SHORT PROBLEM =>
Drop the pictures; give again exactly the lines from the one holding "Convert this document image to plain text." through the end of the data.

Raw records =>

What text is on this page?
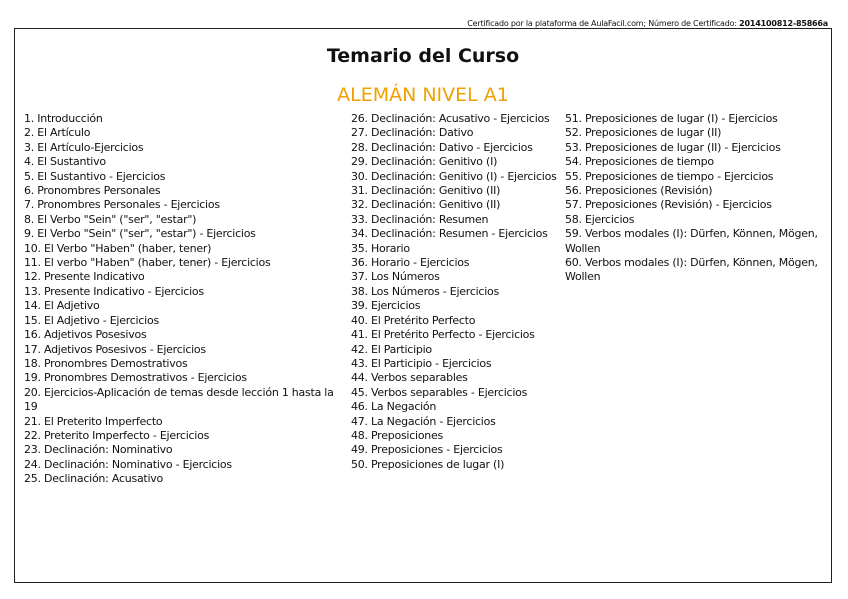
Certificado por la plataforma de AulaFacil.com; Número de Certificado: 2014100812-85866a
Temario del Curso
ALEMÁN NIVEL A1
1. Introducción
2. El Artículo
3. El Artículo-Ejercicios
4. El Sustantivo
5. El Sustantivo - Ejercicios
6. Pronombres Personales
7. Pronombres Personales - Ejercicios
8. El Verbo "Sein" ("ser", "estar")
9. El Verbo "Sein" ("ser", "estar") - Ejercicios
10. El Verbo "Haben" (haber, tener)
11. El verbo "Haben" (haber, tener) - Ejercicios
12. Presente Indicativo
13. Presente Indicativo - Ejercicios
14. El Adjetivo
15. El Adjetivo - Ejercicios
16. Adjetivos Posesivos
17. Adjetivos Posesivos - Ejercicios
18. Pronombres Demostrativos
19. Pronombres Demostrativos - Ejercicios
20. Ejercicios-Aplicación de temas desde lección 1 hasta la 19
21. El Preterito Imperfecto
22. Preterito Imperfecto - Ejercicios
23. Declinación: Nominativo
24. Declinación: Nominativo - Ejercicios
25. Declinación: Acusativo
26. Declinación: Acusativo - Ejercicios
27. Declinación: Dativo
28. Declinación: Dativo - Ejercicios
29. Declinación: Genitivo (I)
30. Declinación: Genitivo (I) - Ejercicios
31. Declinación: Genitivo (II)
32. Declinación: Genitivo (II)
33. Declinación: Resumen
34. Declinación: Resumen - Ejercicios
35. Horario
36. Horario - Ejercicios
37. Los Números
38. Los Números - Ejercicios
39. Ejercicios
40. El Pretérito Perfecto
41. El Pretérito Perfecto - Ejercicios
42. El Participio
43. El Participio - Ejercicios
44. Verbos separables
45. Verbos separables - Ejercicios
46. La Negación
47. La Negación - Ejercicios
48. Preposiciones
49. Preposiciones - Ejercicios
50. Preposiciones de lugar (I)
51. Preposiciones de lugar (I) - Ejercicios
52. Preposiciones de lugar (II)
53. Preposiciones de lugar (II) - Ejercicios
54. Preposiciones de tiempo
55. Preposiciones de tiempo - Ejercicios
56. Preposiciones (Revisión)
57. Preposiciones (Revisión) - Ejercicios
58. Ejercicios
59. Verbos modales (I): Dürfen, Können, Mögen, Wollen
60. Verbos modales (I): Dürfen, Können, Mögen, Wollen
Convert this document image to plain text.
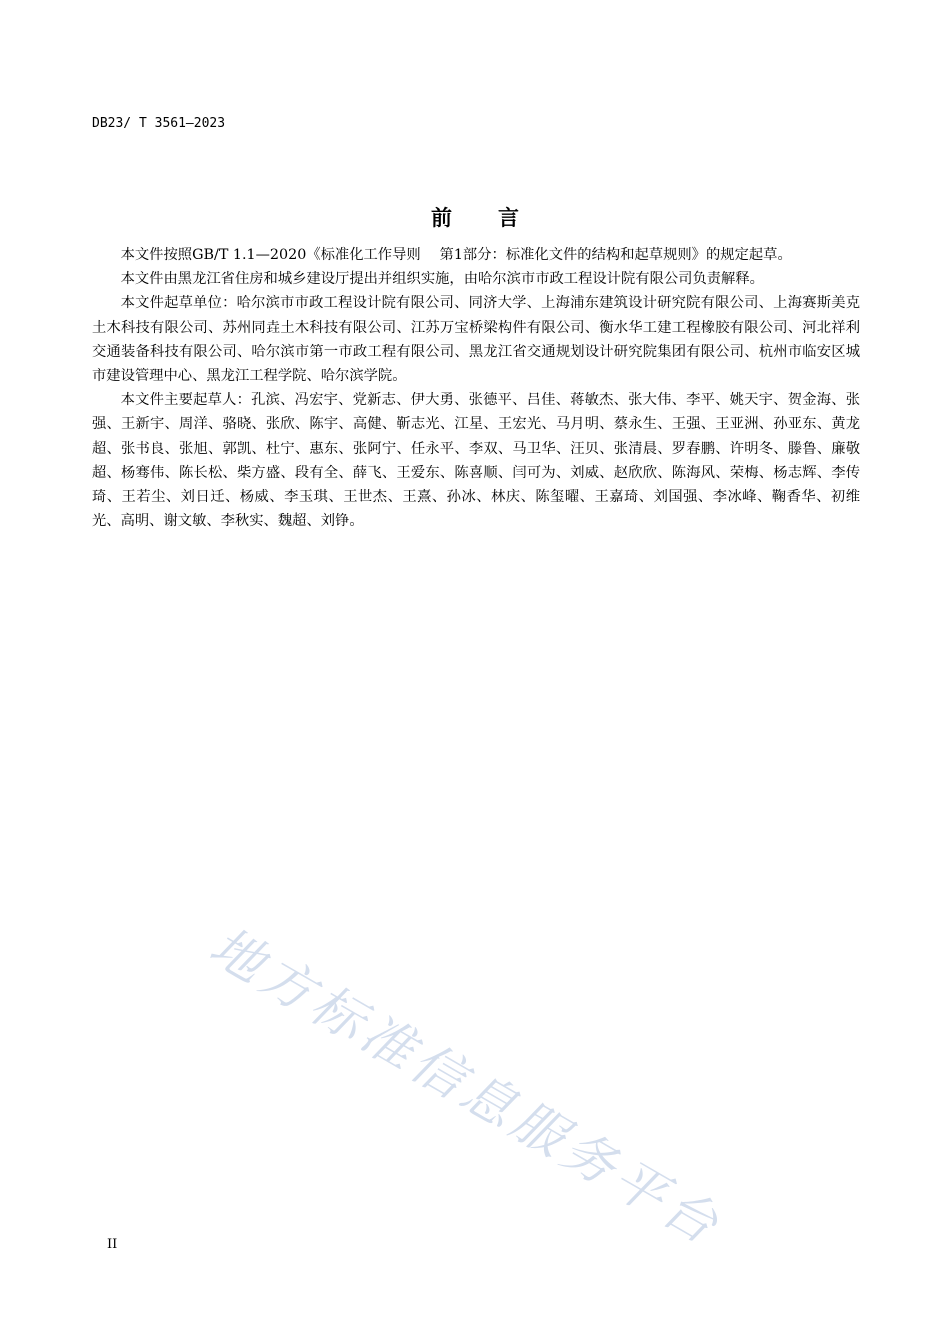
DB23/ T 3561—2023
前言

本文件按照GB/T 1.1—2020《标准化工作导则　 第1部分：标准化文件的结构和起草规则》的规定起草。

本文件由黑龙江省住房和城乡建设厅提出并组织实施，由哈尔滨市市政工程设计院有限公司负责解释。

本文件起草单位：哈尔滨市市政工程设计院有限公司、同济大学、上海浦东建筑设计研究院有限公司、上海赛斯美克土木科技有限公司、苏州同垚土木科技有限公司、江苏万宝桥梁构件有限公司、衡水华工建工程橡胶有限公司、河北祥利交通装备科技有限公司、哈尔滨市第一市政工程有限公司、黑龙江省交通规划设计研究院集团有限公司、杭州市临安区城市建设管理中心、黑龙江工程学院、哈尔滨学院。

本文件主要起草人：孔滨、冯宏宇、党新志、伊大勇、张德平、吕佳、蒋敏杰、张大伟、李平、姚天宇、贺金海、张强、王新宇、周洋、骆晓、张欣、陈宇、高健、靳志光、江星、王宏光、马月明、蔡永生、王强、王亚洲、孙亚东、黄龙超、张书良、张旭、郭凯、杜宁、惠东、张阿宁、任永平、李双、马卫华、汪贝、张清晨、罗春鹏、许明冬、滕鲁、廉敬超、杨骞伟、陈长松、柴方盛、段有全、薛飞、王爱东、陈喜顺、闫可为、刘威、赵欣欣、陈海风、荣梅、杨志辉、李传琦、王若尘、刘日迁、杨威、李玉琪、王世杰、王熹、孙冰、林庆、陈玺曜、王嘉琦、刘国强、李冰峰、鞠香华、初维光、高明、谢文敏、李秋实、魏超、刘铮。

地方标准信息服务平台
II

TASK RESPONSE =>
Convert this document image to plain text.
DB23/ T 3561—2023
前言

本文件按照GB/T 1.1—2020《标准化工作导则　 第1部分：标准化文件的结构和起草规则》的规定起草。

本文件由黑龙江省住房和城乡建设厅提出并组织实施，由哈尔滨市市政工程设计院有限公司负责解释。

本文件起草单位：哈尔滨市市政工程设计院有限公司、同济大学、上海浦东建筑设计研究院有限公司、上海赛斯美克土木科技有限公司、苏州同垚土木科技有限公司、江苏万宝桥梁构件有限公司、衡水华工建工程橡胶有限公司、河北祥利交通装备科技有限公司、哈尔滨市第一市政工程有限公司、黑龙江省交通规划设计研究院集团有限公司、杭州市临安区城市建设管理中心、黑龙江工程学院、哈尔滨学院。

本文件主要起草人：孔滨、冯宏宇、党新志、伊大勇、张德平、吕佳、蒋敏杰、张大伟、李平、姚天宇、贺金海、张强、王新宇、周洋、骆晓、张欣、陈宇、高健、靳志光、江星、王宏光、马月明、蔡永生、王强、王亚洲、孙亚东、黄龙超、张书良、张旭、郭凯、杜宁、惠东、张阿宁、任永平、李双、马卫华、汪贝、张清晨、罗春鹏、许明冬、滕鲁、廉敬超、杨骞伟、陈长松、柴方盛、段有全、薛飞、王爱东、陈喜顺、闫可为、刘威、赵欣欣、陈海风、荣梅、杨志辉、李传琦、王若尘、刘日迁、杨威、李玉琪、王世杰、王熹、孙冰、林庆、陈玺曜、王嘉琦、刘国强、李冰峰、鞠香华、初维光、高明、谢文敏、李秋实、魏超、刘铮。

地方标准信息服务平台
II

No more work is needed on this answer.